Start Source material

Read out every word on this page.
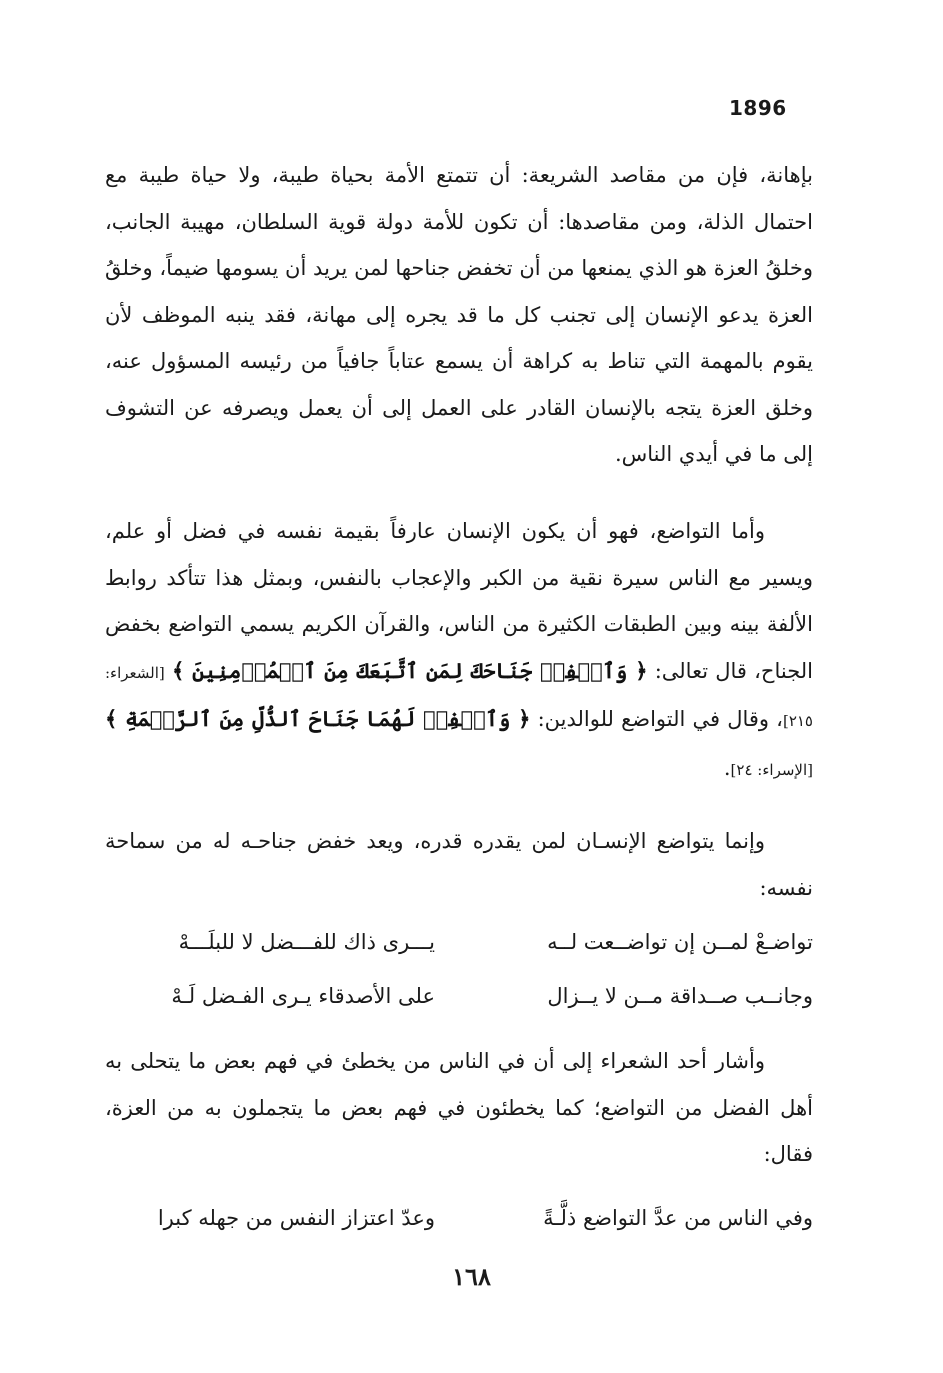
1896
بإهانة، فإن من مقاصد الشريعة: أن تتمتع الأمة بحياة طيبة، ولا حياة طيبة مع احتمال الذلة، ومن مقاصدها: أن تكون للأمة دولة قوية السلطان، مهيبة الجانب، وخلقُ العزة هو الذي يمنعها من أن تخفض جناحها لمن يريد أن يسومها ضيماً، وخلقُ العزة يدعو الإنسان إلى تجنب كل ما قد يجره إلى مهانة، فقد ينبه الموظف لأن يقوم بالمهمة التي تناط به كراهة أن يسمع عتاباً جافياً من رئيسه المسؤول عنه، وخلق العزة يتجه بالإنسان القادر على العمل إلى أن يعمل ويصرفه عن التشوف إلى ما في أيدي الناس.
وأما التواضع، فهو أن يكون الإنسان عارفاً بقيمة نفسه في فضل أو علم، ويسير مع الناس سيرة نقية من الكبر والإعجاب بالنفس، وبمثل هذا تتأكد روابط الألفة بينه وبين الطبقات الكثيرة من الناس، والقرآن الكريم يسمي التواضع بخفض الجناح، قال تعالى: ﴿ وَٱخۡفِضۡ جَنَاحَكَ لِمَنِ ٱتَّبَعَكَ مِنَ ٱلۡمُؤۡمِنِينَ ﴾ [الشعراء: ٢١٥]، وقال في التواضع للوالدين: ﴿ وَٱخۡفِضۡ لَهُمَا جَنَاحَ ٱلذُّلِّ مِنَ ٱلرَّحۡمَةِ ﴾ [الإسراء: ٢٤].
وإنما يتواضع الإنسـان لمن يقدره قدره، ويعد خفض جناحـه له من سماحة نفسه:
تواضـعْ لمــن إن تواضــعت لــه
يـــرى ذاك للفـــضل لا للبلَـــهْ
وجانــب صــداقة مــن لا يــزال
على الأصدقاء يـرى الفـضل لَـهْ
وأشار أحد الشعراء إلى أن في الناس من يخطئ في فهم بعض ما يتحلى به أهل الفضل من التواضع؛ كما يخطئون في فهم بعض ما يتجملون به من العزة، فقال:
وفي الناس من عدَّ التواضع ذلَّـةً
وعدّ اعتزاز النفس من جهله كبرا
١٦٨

End Source material
Start Source material

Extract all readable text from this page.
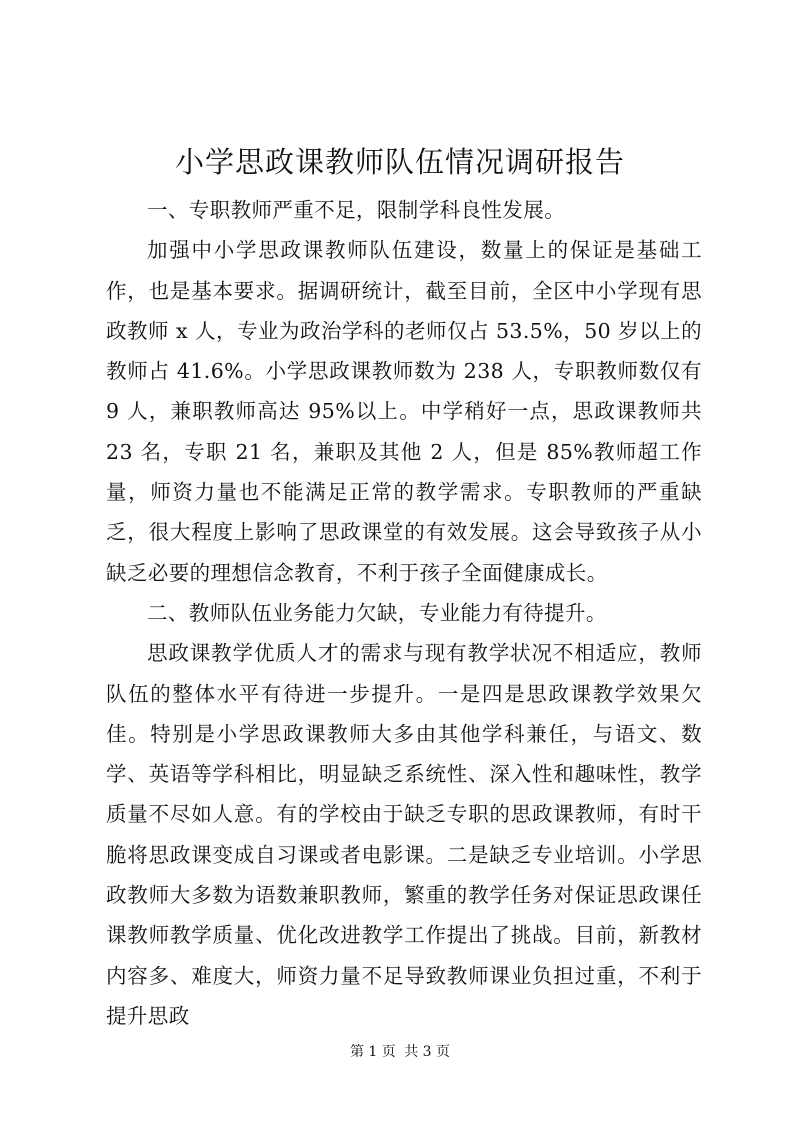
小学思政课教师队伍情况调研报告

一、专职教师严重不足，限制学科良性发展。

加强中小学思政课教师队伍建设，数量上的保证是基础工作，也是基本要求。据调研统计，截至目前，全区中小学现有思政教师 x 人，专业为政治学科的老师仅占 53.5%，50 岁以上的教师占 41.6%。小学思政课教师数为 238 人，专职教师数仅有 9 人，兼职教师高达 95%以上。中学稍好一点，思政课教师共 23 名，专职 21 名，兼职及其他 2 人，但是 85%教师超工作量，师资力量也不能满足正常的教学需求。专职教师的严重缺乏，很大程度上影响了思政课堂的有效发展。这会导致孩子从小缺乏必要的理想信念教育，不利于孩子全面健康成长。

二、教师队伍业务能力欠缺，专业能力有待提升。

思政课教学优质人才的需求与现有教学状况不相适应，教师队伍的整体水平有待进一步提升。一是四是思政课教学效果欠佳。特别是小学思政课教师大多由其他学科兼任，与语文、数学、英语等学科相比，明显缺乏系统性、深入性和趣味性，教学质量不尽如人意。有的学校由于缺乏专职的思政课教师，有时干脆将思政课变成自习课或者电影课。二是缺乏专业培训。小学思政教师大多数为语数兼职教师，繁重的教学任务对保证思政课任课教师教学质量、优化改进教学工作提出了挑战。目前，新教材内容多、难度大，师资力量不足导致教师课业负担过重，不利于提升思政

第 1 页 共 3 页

End Source material

Show all lines above holding "this".

Read out every word on this page.
Extract all readable text from this page.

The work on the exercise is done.